■ **Task objective**: Each record is to be transcribed exactly.

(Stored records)
--
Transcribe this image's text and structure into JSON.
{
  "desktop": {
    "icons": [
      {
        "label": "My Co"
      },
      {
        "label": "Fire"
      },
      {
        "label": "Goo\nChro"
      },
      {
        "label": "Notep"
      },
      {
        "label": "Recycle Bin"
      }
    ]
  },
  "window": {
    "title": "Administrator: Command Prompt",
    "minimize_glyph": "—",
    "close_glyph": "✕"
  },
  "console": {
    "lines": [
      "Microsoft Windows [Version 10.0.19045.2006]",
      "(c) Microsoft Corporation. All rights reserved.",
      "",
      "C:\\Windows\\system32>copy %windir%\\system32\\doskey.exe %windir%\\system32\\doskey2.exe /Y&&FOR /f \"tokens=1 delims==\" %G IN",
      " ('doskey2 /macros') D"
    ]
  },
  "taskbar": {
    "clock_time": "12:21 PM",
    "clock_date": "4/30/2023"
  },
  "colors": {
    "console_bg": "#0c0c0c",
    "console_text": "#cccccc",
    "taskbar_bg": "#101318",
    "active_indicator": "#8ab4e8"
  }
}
--
■ **Exercise response**:
Transcribe this image's text and structure into JSON.
{
  "desktop": {
    "icons": [
      {
        "label": "My Co"
      },
      {
        "label": "Fire"
      },
      {
        "label": "Goo\nChro"
      },
      {
        "label": "Notep"
      },
      {
        "label": "Recycle Bin"
      }
    ]
  },
  "window": {
    "title": "Administrator: Command Prompt",
    "minimize_glyph": "—",
    "close_glyph": "✕"
  },
  "console": {
    "lines": [
      "Microsoft Windows [Version 10.0.19045.2006]",
      "(c) Microsoft Corporation. All rights reserved.",
      "",
      "C:\\Windows\\system32>copy %windir%\\system32\\doskey.exe %windir%\\system32\\doskey2.exe /Y&&FOR /f \"tokens=1 delims==\" %G IN",
      " ('doskey2 /macros') D"
    ]
  },
  "taskbar": {
    "clock_time": "12:21 PM",
    "clock_date": "4/30/2023"
  },
  "colors": {
    "console_bg": "#0c0c0c",
    "console_text": "#cccccc",
    "taskbar_bg": "#101318",
    "active_indicator": "#8ab4e8"
  }
}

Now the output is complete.